RECORDS:

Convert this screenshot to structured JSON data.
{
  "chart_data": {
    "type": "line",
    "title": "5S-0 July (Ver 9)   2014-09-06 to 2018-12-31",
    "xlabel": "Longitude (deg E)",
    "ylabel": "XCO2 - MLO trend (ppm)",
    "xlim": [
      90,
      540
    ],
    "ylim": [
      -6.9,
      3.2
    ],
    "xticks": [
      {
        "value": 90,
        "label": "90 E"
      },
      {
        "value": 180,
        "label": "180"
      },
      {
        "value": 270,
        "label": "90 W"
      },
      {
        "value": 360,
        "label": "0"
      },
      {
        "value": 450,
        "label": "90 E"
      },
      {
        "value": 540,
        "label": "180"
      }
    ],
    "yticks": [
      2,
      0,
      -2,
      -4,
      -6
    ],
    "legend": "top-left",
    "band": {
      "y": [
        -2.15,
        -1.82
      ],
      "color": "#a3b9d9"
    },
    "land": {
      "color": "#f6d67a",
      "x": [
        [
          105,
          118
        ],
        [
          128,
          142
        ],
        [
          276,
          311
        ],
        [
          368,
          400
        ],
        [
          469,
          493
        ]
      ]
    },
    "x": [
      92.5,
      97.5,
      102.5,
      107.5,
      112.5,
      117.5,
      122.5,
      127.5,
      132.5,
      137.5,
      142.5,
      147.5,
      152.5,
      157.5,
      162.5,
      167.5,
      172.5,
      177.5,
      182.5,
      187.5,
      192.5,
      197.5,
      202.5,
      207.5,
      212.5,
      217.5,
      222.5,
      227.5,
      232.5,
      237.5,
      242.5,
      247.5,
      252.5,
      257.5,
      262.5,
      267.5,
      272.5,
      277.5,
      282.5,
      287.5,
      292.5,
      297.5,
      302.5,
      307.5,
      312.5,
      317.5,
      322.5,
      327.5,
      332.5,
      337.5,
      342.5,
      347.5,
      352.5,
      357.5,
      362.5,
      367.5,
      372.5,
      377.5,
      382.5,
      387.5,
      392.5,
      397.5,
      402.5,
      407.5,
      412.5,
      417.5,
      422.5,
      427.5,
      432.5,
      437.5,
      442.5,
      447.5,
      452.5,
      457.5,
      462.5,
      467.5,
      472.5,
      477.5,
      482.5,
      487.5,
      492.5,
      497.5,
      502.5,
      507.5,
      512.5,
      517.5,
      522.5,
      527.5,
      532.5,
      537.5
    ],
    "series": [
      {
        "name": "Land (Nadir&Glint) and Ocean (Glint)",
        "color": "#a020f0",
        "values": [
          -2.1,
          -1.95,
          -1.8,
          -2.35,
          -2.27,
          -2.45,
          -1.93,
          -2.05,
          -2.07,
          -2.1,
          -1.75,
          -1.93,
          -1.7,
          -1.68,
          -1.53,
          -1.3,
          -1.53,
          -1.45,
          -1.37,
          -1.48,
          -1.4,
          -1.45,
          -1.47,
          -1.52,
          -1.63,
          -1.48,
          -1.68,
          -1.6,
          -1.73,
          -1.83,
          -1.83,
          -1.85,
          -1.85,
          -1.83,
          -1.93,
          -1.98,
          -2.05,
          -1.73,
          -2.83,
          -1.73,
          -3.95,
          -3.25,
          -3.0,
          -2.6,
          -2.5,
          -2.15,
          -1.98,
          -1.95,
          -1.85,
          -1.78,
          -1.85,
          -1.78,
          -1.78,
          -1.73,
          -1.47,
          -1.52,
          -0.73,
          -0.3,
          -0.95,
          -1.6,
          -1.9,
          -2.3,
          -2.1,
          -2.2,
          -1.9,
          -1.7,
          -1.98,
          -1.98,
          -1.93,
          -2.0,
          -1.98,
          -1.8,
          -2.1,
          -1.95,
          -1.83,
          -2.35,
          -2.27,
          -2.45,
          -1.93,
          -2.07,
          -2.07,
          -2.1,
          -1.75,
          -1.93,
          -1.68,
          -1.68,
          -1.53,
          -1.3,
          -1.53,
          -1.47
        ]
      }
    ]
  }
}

EXERCISE PROMPT: Without leaving anything out, quote all the data.

RESULT:
Convert this screenshot to structured JSON data.
{
  "chart_data": {
    "type": "line",
    "title": "5S-0 July (Ver 9)   2014-09-06 to 2018-12-31",
    "xlabel": "Longitude (deg E)",
    "ylabel": "XCO2 - MLO trend (ppm)",
    "xlim": [
      90,
      540
    ],
    "ylim": [
      -6.9,
      3.2
    ],
    "xticks": [
      {
        "value": 90,
        "label": "90 E"
      },
      {
        "value": 180,
        "label": "180"
      },
      {
        "value": 270,
        "label": "90 W"
      },
      {
        "value": 360,
        "label": "0"
      },
      {
        "value": 450,
        "label": "90 E"
      },
      {
        "value": 540,
        "label": "180"
      }
    ],
    "yticks": [
      2,
      0,
      -2,
      -4,
      -6
    ],
    "legend": "top-left",
    "band": {
      "y": [
        -2.15,
        -1.82
      ],
      "color": "#a3b9d9"
    },
    "land": {
      "color": "#f6d67a",
      "x": [
        [
          105,
          118
        ],
        [
          128,
          142
        ],
        [
          276,
          311
        ],
        [
          368,
          400
        ],
        [
          469,
          493
        ]
      ]
    },
    "x": [
      92.5,
      97.5,
      102.5,
      107.5,
      112.5,
      117.5,
      122.5,
      127.5,
      132.5,
      137.5,
      142.5,
      147.5,
      152.5,
      157.5,
      162.5,
      167.5,
      172.5,
      177.5,
      182.5,
      187.5,
      192.5,
      197.5,
      202.5,
      207.5,
      212.5,
      217.5,
      222.5,
      227.5,
      232.5,
      237.5,
      242.5,
      247.5,
      252.5,
      257.5,
      262.5,
      267.5,
      272.5,
      277.5,
      282.5,
      287.5,
      292.5,
      297.5,
      302.5,
      307.5,
      312.5,
      317.5,
      322.5,
      327.5,
      332.5,
      337.5,
      342.5,
      347.5,
      352.5,
      357.5,
      362.5,
      367.5,
      372.5,
      377.5,
      382.5,
      387.5,
      392.5,
      397.5,
      402.5,
      407.5,
      412.5,
      417.5,
      422.5,
      427.5,
      432.5,
      437.5,
      442.5,
      447.5,
      452.5,
      457.5,
      462.5,
      467.5,
      472.5,
      477.5,
      482.5,
      487.5,
      492.5,
      497.5,
      502.5,
      507.5,
      512.5,
      517.5,
      522.5,
      527.5,
      532.5,
      537.5
    ],
    "series": [
      {
        "name": "Land (Nadir&Glint) and Ocean (Glint)",
        "color": "#a020f0",
        "values": [
          -2.1,
          -1.95,
          -1.8,
          -2.35,
          -2.27,
          -2.45,
          -1.93,
          -2.05,
          -2.07,
          -2.1,
          -1.75,
          -1.93,
          -1.7,
          -1.68,
          -1.53,
          -1.3,
          -1.53,
          -1.45,
          -1.37,
          -1.48,
          -1.4,
          -1.45,
          -1.47,
          -1.52,
          -1.63,
          -1.48,
          -1.68,
          -1.6,
          -1.73,
          -1.83,
          -1.83,
          -1.85,
          -1.85,
          -1.83,
          -1.93,
          -1.98,
          -2.05,
          -1.73,
          -2.83,
          -1.73,
          -3.95,
          -3.25,
          -3.0,
          -2.6,
          -2.5,
          -2.15,
          -1.98,
          -1.95,
          -1.85,
          -1.78,
          -1.85,
          -1.78,
          -1.78,
          -1.73,
          -1.47,
          -1.52,
          -0.73,
          -0.3,
          -0.95,
          -1.6,
          -1.9,
          -2.3,
          -2.1,
          -2.2,
          -1.9,
          -1.7,
          -1.98,
          -1.98,
          -1.93,
          -2.0,
          -1.98,
          -1.8,
          -2.1,
          -1.95,
          -1.83,
          -2.35,
          -2.27,
          -2.45,
          -1.93,
          -2.07,
          -2.07,
          -2.1,
          -1.75,
          -1.93,
          -1.68,
          -1.68,
          -1.53,
          -1.3,
          -1.53,
          -1.47
        ]
      }
    ]
  }
}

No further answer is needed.